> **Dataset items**
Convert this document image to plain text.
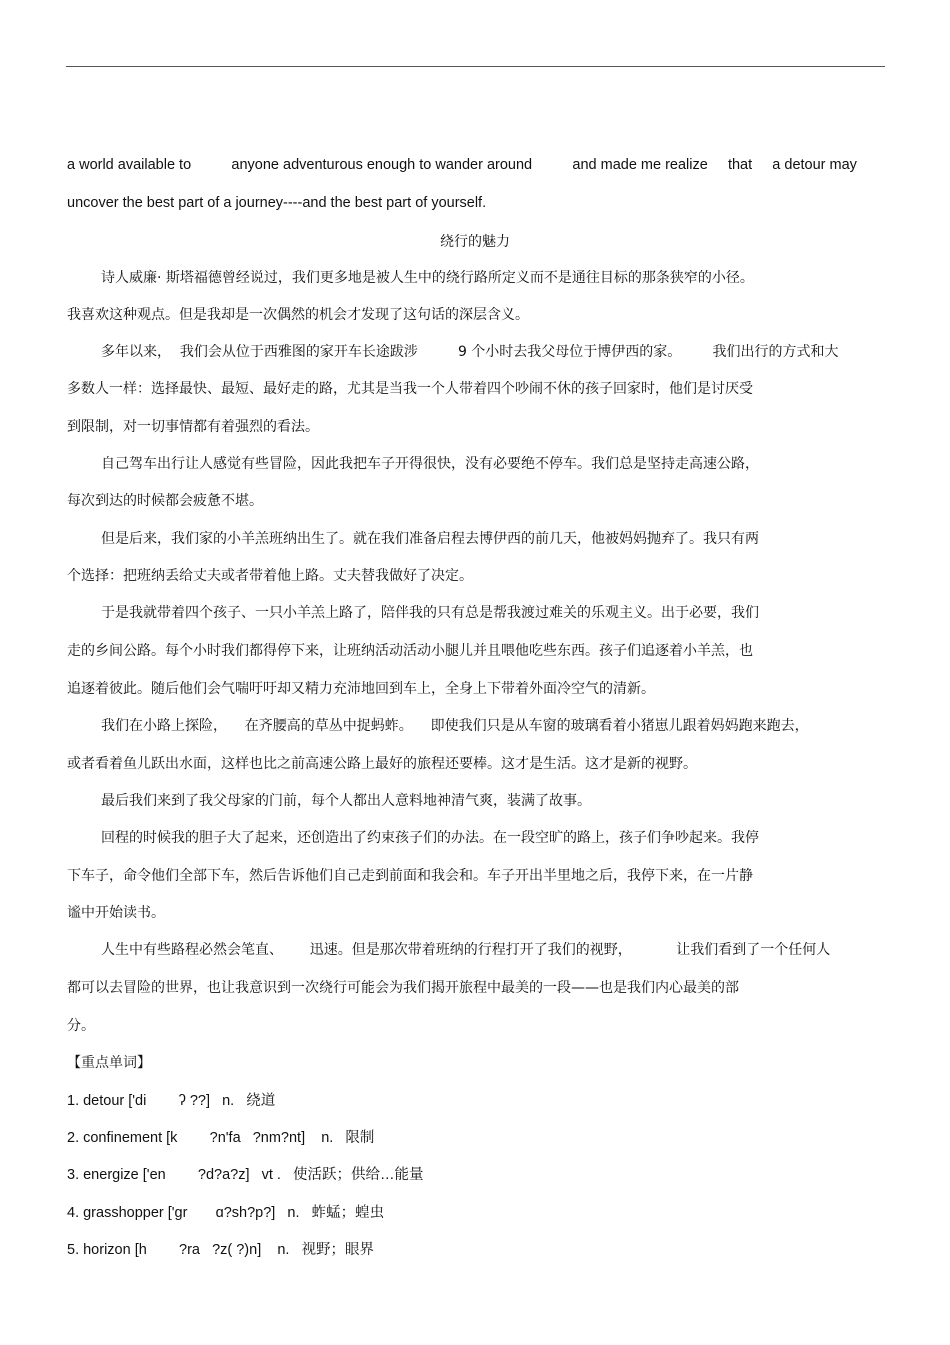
a world available to          anyone adventurous enough to wander around          and made me realize     that     a detour may
uncover the best part of a journey----and the best part of yourself.
绕行的魅力
诗人威廉· 斯塔福德曾经说过，我们更多地是被人生中的绕行路所定义而不是通往目标的那条狭窄的小径。
我喜欢这种观点。但是我却是一次偶然的机会才发现了这句话的深层含义。
多年以来，  我们会从位于西雅图的家开车长途跋涉         9 个小时去我父母位于博伊西的家。       我们出行的方式和大
多数人一样：选择最快、最短、最好走的路，尤其是当我一个人带着四个吵闹不休的孩子回家时，他们是讨厌受
到限制，对一切事情都有着强烈的看法。
自己驾车出行让人感觉有些冒险，因此我把车子开得很快，没有必要绝不停车。我们总是坚持走高速公路，
每次到达的时候都会疲惫不堪。
但是后来，我们家的小羊羔班纳出生了。就在我们准备启程去博伊西的前几天，他被妈妈抛弃了。我只有两
个选择：把班纳丢给丈夫或者带着他上路。丈夫替我做好了决定。
于是我就带着四个孩子、一只小羊羔上路了，陪伴我的只有总是帮我渡过难关的乐观主义。出于必要，我们
走的乡间公路。每个小时我们都得停下来，让班纳活动活动小腿儿并且喂他吃些东西。孩子们追逐着小羊羔，也
追逐着彼此。随后他们会气喘吁吁却又精力充沛地回到车上，全身上下带着外面冷空气的清新。
我们在小路上探险，    在齐腰高的草丛中捉蚂蚱。    即使我们只是从车窗的玻璃看着小猪崽儿跟着妈妈跑来跑去，
或者看着鱼儿跃出水面，这样也比之前高速公路上最好的旅程还要棒。这才是生活。这才是新的视野。
最后我们来到了我父母家的门前，每个人都出人意料地神清气爽，装满了故事。
回程的时候我的胆子大了起来，还创造出了约束孩子们的办法。在一段空旷的路上，孩子们争吵起来。我停
下车子，命令他们全部下车，然后告诉他们自己走到前面和我会和。车子开出半里地之后，我停下来，在一片静
谧中开始读书。
人生中有些路程必然会笔直、      迅速。但是那次带着班纳的行程打开了我们的视野，          让我们看到了一个任何人
都可以去冒险的世界，也让我意识到一次绕行可能会为我们揭开旅程中最美的一段——也是我们内心最美的部
分。
【重点单词】
1. detour ['di        ʔ ??]   n.   绕道
2. confinement [k        ?n'fa   ?nm?nt]    n.   限制
3. energize ['en        ?d?a?z]   vt .   使活跃；供给…能量
4. grasshopper ['gr       ɑ?sh?p?]   n.   蚱蜢；蝗虫
5. horizon [h        ?ra   ?z( ?)n]    n.   视野；眼界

> **Objective**
Go through the material above and print all of it exactly, except the pictures.

> **Written reply**
Convert this document image to plain text.
a world available to          anyone adventurous enough to wander around          and made me realize     that     a detour may
uncover the best part of a journey----and the best part of yourself.
绕行的魅力
诗人威廉· 斯塔福德曾经说过，我们更多地是被人生中的绕行路所定义而不是通往目标的那条狭窄的小径。
我喜欢这种观点。但是我却是一次偶然的机会才发现了这句话的深层含义。
多年以来，  我们会从位于西雅图的家开车长途跋涉         9 个小时去我父母位于博伊西的家。       我们出行的方式和大
多数人一样：选择最快、最短、最好走的路，尤其是当我一个人带着四个吵闹不休的孩子回家时，他们是讨厌受
到限制，对一切事情都有着强烈的看法。
自己驾车出行让人感觉有些冒险，因此我把车子开得很快，没有必要绝不停车。我们总是坚持走高速公路，
每次到达的时候都会疲惫不堪。
但是后来，我们家的小羊羔班纳出生了。就在我们准备启程去博伊西的前几天，他被妈妈抛弃了。我只有两
个选择：把班纳丢给丈夫或者带着他上路。丈夫替我做好了决定。
于是我就带着四个孩子、一只小羊羔上路了，陪伴我的只有总是帮我渡过难关的乐观主义。出于必要，我们
走的乡间公路。每个小时我们都得停下来，让班纳活动活动小腿儿并且喂他吃些东西。孩子们追逐着小羊羔，也
追逐着彼此。随后他们会气喘吁吁却又精力充沛地回到车上，全身上下带着外面冷空气的清新。
我们在小路上探险，    在齐腰高的草丛中捉蚂蚱。    即使我们只是从车窗的玻璃看着小猪崽儿跟着妈妈跑来跑去，
或者看着鱼儿跃出水面，这样也比之前高速公路上最好的旅程还要棒。这才是生活。这才是新的视野。
最后我们来到了我父母家的门前，每个人都出人意料地神清气爽，装满了故事。
回程的时候我的胆子大了起来，还创造出了约束孩子们的办法。在一段空旷的路上，孩子们争吵起来。我停
下车子，命令他们全部下车，然后告诉他们自己走到前面和我会和。车子开出半里地之后，我停下来，在一片静
谧中开始读书。
人生中有些路程必然会笔直、      迅速。但是那次带着班纳的行程打开了我们的视野，          让我们看到了一个任何人
都可以去冒险的世界，也让我意识到一次绕行可能会为我们揭开旅程中最美的一段——也是我们内心最美的部
分。
【重点单词】
1. detour ['di        ʔ ??]   n.   绕道
2. confinement [k        ?n'fa   ?nm?nt]    n.   限制
3. energize ['en        ?d?a?z]   vt .   使活跃；供给…能量
4. grasshopper ['gr       ɑ?sh?p?]   n.   蚱蜢；蝗虫
5. horizon [h        ?ra   ?z( ?)n]    n.   视野；眼界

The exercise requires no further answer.